──────── Items

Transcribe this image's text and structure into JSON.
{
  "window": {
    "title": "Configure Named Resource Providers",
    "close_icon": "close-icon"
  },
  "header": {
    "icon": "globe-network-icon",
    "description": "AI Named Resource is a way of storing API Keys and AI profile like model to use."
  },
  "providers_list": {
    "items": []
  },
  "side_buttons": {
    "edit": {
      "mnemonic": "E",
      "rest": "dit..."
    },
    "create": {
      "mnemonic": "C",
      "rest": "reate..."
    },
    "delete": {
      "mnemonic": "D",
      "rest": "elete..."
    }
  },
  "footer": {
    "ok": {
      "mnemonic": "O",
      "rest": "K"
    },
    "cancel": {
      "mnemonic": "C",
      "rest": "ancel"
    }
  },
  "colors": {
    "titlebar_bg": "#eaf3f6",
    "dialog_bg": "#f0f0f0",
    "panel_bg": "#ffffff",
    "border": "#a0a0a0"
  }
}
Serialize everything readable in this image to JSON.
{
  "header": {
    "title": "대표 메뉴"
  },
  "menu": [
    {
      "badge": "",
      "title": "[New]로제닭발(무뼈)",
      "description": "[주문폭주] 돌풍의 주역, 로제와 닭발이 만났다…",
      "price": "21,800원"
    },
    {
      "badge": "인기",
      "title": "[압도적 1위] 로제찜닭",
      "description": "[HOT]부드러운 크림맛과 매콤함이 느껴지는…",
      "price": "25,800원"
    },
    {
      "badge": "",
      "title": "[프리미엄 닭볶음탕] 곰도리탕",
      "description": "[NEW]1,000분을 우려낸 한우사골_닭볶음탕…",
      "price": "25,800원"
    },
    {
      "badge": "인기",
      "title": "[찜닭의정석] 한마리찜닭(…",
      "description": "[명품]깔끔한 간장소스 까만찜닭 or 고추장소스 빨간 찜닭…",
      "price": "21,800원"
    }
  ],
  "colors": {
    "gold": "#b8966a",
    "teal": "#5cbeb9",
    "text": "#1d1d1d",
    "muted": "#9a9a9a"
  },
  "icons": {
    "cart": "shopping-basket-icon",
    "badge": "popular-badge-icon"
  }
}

────────────────

## Exercise details:
Repeat the records exactly, including every line.

## Worked answer:
Transcribe this image's text and structure into JSON.
{
  "window": {
    "title": "Configure Named Resource Providers",
    "close_icon": "close-icon"
  },
  "header": {
    "icon": "globe-network-icon",
    "description": "AI Named Resource is a way of storing API Keys and AI profile like model to use."
  },
  "providers_list": {
    "items": []
  },
  "side_buttons": {
    "edit": {
      "mnemonic": "E",
      "rest": "dit..."
    },
    "create": {
      "mnemonic": "C",
      "rest": "reate..."
    },
    "delete": {
      "mnemonic": "D",
      "rest": "elete..."
    }
  },
  "footer": {
    "ok": {
      "mnemonic": "O",
      "rest": "K"
    },
    "cancel": {
      "mnemonic": "C",
      "rest": "ancel"
    }
  },
  "colors": {
    "titlebar_bg": "#eaf3f6",
    "dialog_bg": "#f0f0f0",
    "panel_bg": "#ffffff",
    "border": "#a0a0a0"
  }
}
Serialize everything readable in this image to JSON.
{
  "header": {
    "title": "대표 메뉴"
  },
  "menu": [
    {
      "badge": "",
      "title": "[New]로제닭발(무뼈)",
      "description": "[주문폭주] 돌풍의 주역, 로제와 닭발이 만났다…",
      "price": "21,800원"
    },
    {
      "badge": "인기",
      "title": "[압도적 1위] 로제찜닭",
      "description": "[HOT]부드러운 크림맛과 매콤함이 느껴지는…",
      "price": "25,800원"
    },
    {
      "badge": "",
      "title": "[프리미엄 닭볶음탕] 곰도리탕",
      "description": "[NEW]1,000분을 우려낸 한우사골_닭볶음탕…",
      "price": "25,800원"
    },
    {
      "badge": "인기",
      "title": "[찜닭의정석] 한마리찜닭(…",
      "description": "[명품]깔끔한 간장소스 까만찜닭 or 고추장소스 빨간 찜닭…",
      "price": "21,800원"
    }
  ],
  "colors": {
    "gold": "#b8966a",
    "teal": "#5cbeb9",
    "text": "#1d1d1d",
    "muted": "#9a9a9a"
  },
  "icons": {
    "cart": "shopping-basket-icon",
    "badge": "popular-badge-icon"
  }
}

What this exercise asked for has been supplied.